**Written instruction:**
Carry none of the pictures over; set down the material below exactly.

(Collected data entries)
---
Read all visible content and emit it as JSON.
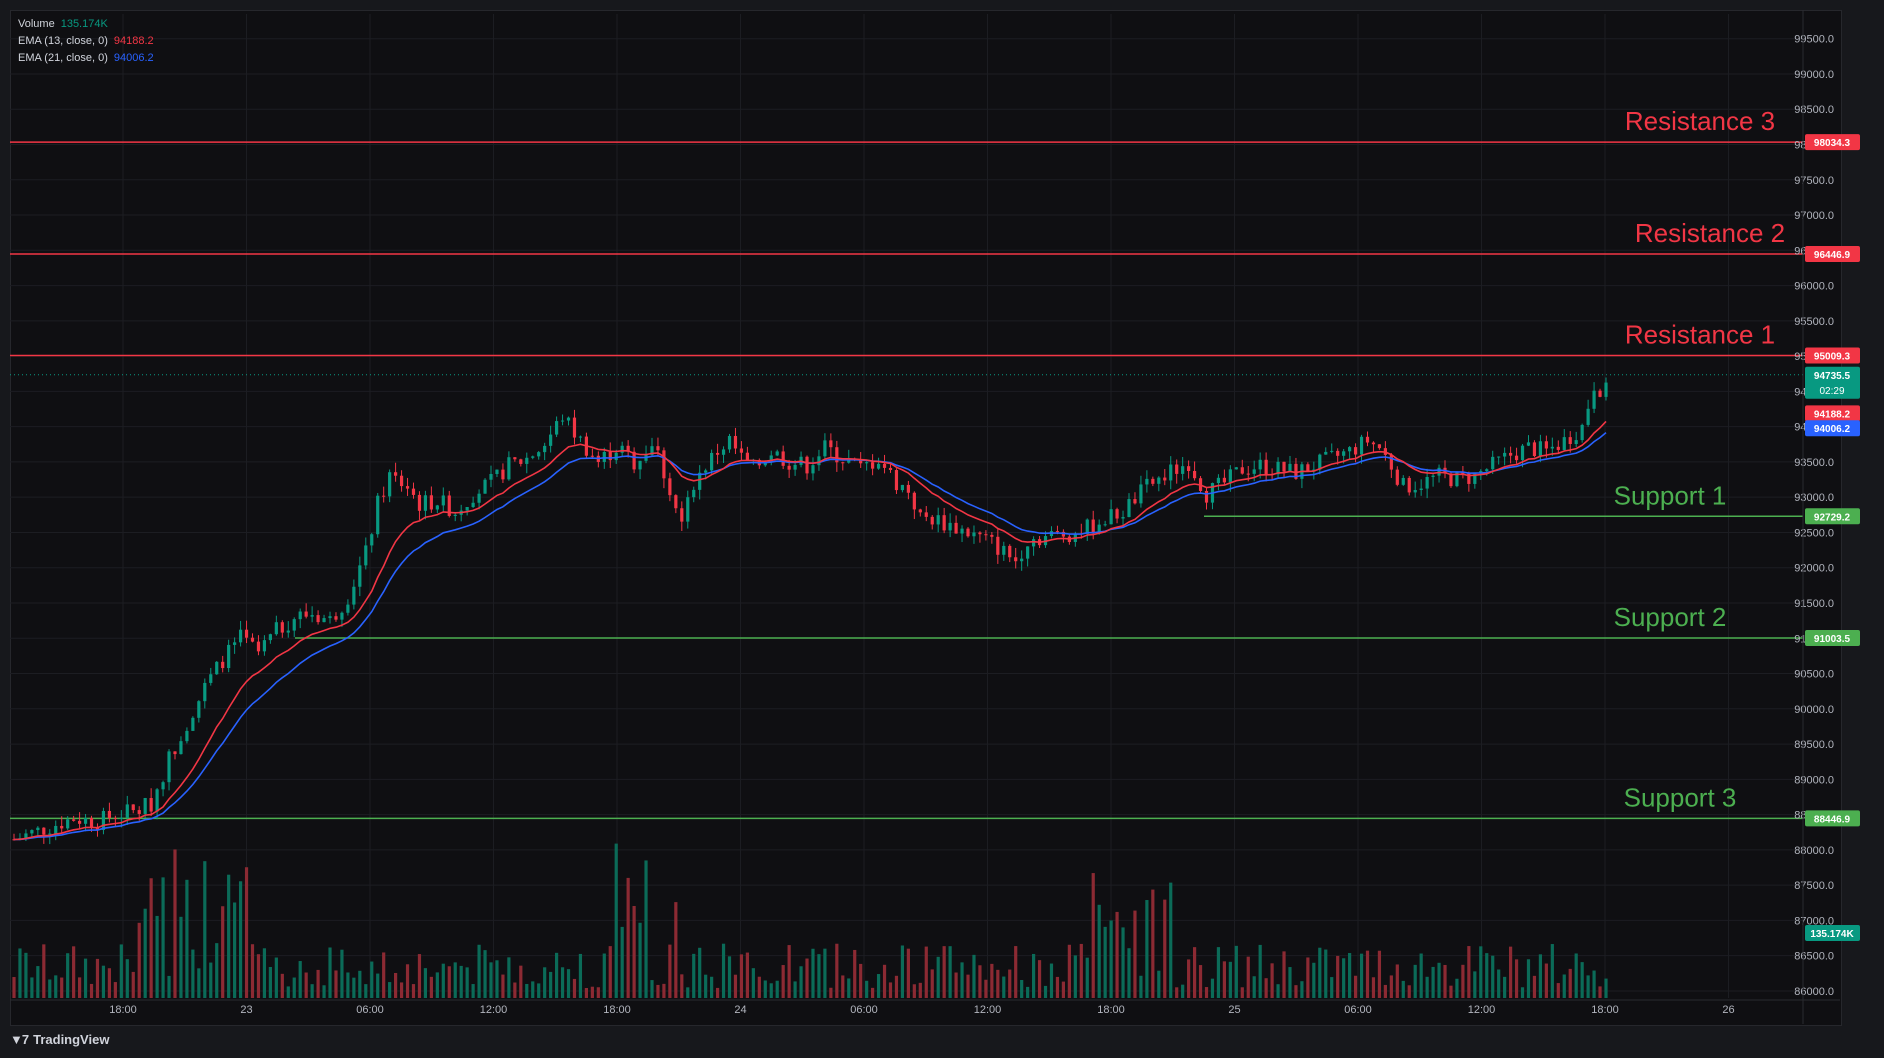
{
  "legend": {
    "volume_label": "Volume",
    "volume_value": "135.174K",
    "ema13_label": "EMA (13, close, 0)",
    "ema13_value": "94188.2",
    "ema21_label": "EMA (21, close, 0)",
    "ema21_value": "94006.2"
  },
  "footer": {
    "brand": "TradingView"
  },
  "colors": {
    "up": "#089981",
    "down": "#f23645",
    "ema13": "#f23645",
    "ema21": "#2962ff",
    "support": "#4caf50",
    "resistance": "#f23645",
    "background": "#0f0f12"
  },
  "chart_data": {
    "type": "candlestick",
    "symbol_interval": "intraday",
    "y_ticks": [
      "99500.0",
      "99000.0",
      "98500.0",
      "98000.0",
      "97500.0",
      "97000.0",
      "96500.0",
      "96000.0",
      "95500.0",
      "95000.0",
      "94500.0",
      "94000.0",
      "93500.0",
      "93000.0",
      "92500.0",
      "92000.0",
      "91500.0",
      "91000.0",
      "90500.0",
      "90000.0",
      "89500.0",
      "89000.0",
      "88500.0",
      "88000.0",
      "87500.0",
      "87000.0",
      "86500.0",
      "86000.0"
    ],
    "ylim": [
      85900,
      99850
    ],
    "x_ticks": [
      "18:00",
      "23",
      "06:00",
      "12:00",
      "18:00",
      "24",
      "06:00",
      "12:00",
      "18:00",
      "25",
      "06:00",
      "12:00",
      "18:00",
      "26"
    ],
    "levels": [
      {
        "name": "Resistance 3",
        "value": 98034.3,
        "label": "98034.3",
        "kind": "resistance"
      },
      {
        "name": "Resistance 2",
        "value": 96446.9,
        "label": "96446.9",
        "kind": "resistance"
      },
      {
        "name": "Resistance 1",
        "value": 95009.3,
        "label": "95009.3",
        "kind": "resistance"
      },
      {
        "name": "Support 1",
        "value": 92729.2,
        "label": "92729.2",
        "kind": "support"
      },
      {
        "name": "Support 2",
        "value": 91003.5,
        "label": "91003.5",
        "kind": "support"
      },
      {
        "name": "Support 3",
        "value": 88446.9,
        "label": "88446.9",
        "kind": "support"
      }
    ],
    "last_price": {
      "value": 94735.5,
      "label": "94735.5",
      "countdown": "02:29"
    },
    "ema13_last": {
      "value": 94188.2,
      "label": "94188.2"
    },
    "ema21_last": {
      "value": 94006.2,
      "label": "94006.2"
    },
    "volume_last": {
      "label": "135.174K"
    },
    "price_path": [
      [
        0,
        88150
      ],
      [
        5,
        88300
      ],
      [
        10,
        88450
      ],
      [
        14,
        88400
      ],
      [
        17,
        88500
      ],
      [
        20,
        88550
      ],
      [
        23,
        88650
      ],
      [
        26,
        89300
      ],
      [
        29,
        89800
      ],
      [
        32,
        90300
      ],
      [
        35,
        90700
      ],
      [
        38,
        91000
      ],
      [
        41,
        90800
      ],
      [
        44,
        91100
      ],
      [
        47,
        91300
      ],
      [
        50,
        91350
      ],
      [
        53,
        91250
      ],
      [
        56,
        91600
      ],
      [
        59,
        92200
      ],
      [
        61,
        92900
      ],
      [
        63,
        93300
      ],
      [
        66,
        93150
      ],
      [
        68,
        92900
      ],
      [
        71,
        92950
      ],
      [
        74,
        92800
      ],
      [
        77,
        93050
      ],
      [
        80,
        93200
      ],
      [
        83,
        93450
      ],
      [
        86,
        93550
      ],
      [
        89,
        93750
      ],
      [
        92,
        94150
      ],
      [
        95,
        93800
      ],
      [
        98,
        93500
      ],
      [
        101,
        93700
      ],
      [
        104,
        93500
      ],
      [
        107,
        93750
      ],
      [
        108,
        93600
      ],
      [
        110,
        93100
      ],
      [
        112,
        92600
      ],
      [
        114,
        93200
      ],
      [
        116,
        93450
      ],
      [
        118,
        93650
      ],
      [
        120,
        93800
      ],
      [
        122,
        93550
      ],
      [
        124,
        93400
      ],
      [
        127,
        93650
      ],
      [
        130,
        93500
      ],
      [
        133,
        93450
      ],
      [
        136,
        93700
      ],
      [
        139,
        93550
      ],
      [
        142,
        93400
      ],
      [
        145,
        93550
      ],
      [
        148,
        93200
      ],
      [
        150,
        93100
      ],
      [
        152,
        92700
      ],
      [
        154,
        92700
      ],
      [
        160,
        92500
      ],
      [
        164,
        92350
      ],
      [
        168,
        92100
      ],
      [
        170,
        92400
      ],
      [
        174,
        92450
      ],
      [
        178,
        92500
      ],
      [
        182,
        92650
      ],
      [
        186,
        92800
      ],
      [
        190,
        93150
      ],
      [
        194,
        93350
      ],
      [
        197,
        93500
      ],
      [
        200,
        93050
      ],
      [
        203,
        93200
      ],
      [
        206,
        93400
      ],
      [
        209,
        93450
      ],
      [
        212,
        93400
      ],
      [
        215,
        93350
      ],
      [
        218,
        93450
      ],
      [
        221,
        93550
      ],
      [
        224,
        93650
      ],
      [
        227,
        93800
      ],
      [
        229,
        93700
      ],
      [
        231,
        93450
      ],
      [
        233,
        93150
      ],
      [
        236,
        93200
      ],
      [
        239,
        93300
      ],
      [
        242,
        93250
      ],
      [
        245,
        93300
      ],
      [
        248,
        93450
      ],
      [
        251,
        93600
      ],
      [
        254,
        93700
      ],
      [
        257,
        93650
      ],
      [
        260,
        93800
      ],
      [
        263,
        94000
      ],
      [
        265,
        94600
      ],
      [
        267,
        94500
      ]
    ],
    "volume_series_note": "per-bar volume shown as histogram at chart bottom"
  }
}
---
**Exercise answer:**
Read all visible content and emit it as JSON.
{
  "legend": {
    "volume_label": "Volume",
    "volume_value": "135.174K",
    "ema13_label": "EMA (13, close, 0)",
    "ema13_value": "94188.2",
    "ema21_label": "EMA (21, close, 0)",
    "ema21_value": "94006.2"
  },
  "footer": {
    "brand": "TradingView"
  },
  "colors": {
    "up": "#089981",
    "down": "#f23645",
    "ema13": "#f23645",
    "ema21": "#2962ff",
    "support": "#4caf50",
    "resistance": "#f23645",
    "background": "#0f0f12"
  },
  "chart_data": {
    "type": "candlestick",
    "symbol_interval": "intraday",
    "y_ticks": [
      "99500.0",
      "99000.0",
      "98500.0",
      "98000.0",
      "97500.0",
      "97000.0",
      "96500.0",
      "96000.0",
      "95500.0",
      "95000.0",
      "94500.0",
      "94000.0",
      "93500.0",
      "93000.0",
      "92500.0",
      "92000.0",
      "91500.0",
      "91000.0",
      "90500.0",
      "90000.0",
      "89500.0",
      "89000.0",
      "88500.0",
      "88000.0",
      "87500.0",
      "87000.0",
      "86500.0",
      "86000.0"
    ],
    "ylim": [
      85900,
      99850
    ],
    "x_ticks": [
      "18:00",
      "23",
      "06:00",
      "12:00",
      "18:00",
      "24",
      "06:00",
      "12:00",
      "18:00",
      "25",
      "06:00",
      "12:00",
      "18:00",
      "26"
    ],
    "levels": [
      {
        "name": "Resistance 3",
        "value": 98034.3,
        "label": "98034.3",
        "kind": "resistance"
      },
      {
        "name": "Resistance 2",
        "value": 96446.9,
        "label": "96446.9",
        "kind": "resistance"
      },
      {
        "name": "Resistance 1",
        "value": 95009.3,
        "label": "95009.3",
        "kind": "resistance"
      },
      {
        "name": "Support 1",
        "value": 92729.2,
        "label": "92729.2",
        "kind": "support"
      },
      {
        "name": "Support 2",
        "value": 91003.5,
        "label": "91003.5",
        "kind": "support"
      },
      {
        "name": "Support 3",
        "value": 88446.9,
        "label": "88446.9",
        "kind": "support"
      }
    ],
    "last_price": {
      "value": 94735.5,
      "label": "94735.5",
      "countdown": "02:29"
    },
    "ema13_last": {
      "value": 94188.2,
      "label": "94188.2"
    },
    "ema21_last": {
      "value": 94006.2,
      "label": "94006.2"
    },
    "volume_last": {
      "label": "135.174K"
    },
    "price_path": [
      [
        0,
        88150
      ],
      [
        5,
        88300
      ],
      [
        10,
        88450
      ],
      [
        14,
        88400
      ],
      [
        17,
        88500
      ],
      [
        20,
        88550
      ],
      [
        23,
        88650
      ],
      [
        26,
        89300
      ],
      [
        29,
        89800
      ],
      [
        32,
        90300
      ],
      [
        35,
        90700
      ],
      [
        38,
        91000
      ],
      [
        41,
        90800
      ],
      [
        44,
        91100
      ],
      [
        47,
        91300
      ],
      [
        50,
        91350
      ],
      [
        53,
        91250
      ],
      [
        56,
        91600
      ],
      [
        59,
        92200
      ],
      [
        61,
        92900
      ],
      [
        63,
        93300
      ],
      [
        66,
        93150
      ],
      [
        68,
        92900
      ],
      [
        71,
        92950
      ],
      [
        74,
        92800
      ],
      [
        77,
        93050
      ],
      [
        80,
        93200
      ],
      [
        83,
        93450
      ],
      [
        86,
        93550
      ],
      [
        89,
        93750
      ],
      [
        92,
        94150
      ],
      [
        95,
        93800
      ],
      [
        98,
        93500
      ],
      [
        101,
        93700
      ],
      [
        104,
        93500
      ],
      [
        107,
        93750
      ],
      [
        108,
        93600
      ],
      [
        110,
        93100
      ],
      [
        112,
        92600
      ],
      [
        114,
        93200
      ],
      [
        116,
        93450
      ],
      [
        118,
        93650
      ],
      [
        120,
        93800
      ],
      [
        122,
        93550
      ],
      [
        124,
        93400
      ],
      [
        127,
        93650
      ],
      [
        130,
        93500
      ],
      [
        133,
        93450
      ],
      [
        136,
        93700
      ],
      [
        139,
        93550
      ],
      [
        142,
        93400
      ],
      [
        145,
        93550
      ],
      [
        148,
        93200
      ],
      [
        150,
        93100
      ],
      [
        152,
        92700
      ],
      [
        154,
        92700
      ],
      [
        160,
        92500
      ],
      [
        164,
        92350
      ],
      [
        168,
        92100
      ],
      [
        170,
        92400
      ],
      [
        174,
        92450
      ],
      [
        178,
        92500
      ],
      [
        182,
        92650
      ],
      [
        186,
        92800
      ],
      [
        190,
        93150
      ],
      [
        194,
        93350
      ],
      [
        197,
        93500
      ],
      [
        200,
        93050
      ],
      [
        203,
        93200
      ],
      [
        206,
        93400
      ],
      [
        209,
        93450
      ],
      [
        212,
        93400
      ],
      [
        215,
        93350
      ],
      [
        218,
        93450
      ],
      [
        221,
        93550
      ],
      [
        224,
        93650
      ],
      [
        227,
        93800
      ],
      [
        229,
        93700
      ],
      [
        231,
        93450
      ],
      [
        233,
        93150
      ],
      [
        236,
        93200
      ],
      [
        239,
        93300
      ],
      [
        242,
        93250
      ],
      [
        245,
        93300
      ],
      [
        248,
        93450
      ],
      [
        251,
        93600
      ],
      [
        254,
        93700
      ],
      [
        257,
        93650
      ],
      [
        260,
        93800
      ],
      [
        263,
        94000
      ],
      [
        265,
        94600
      ],
      [
        267,
        94500
      ]
    ],
    "volume_series_note": "per-bar volume shown as histogram at chart bottom"
  }
}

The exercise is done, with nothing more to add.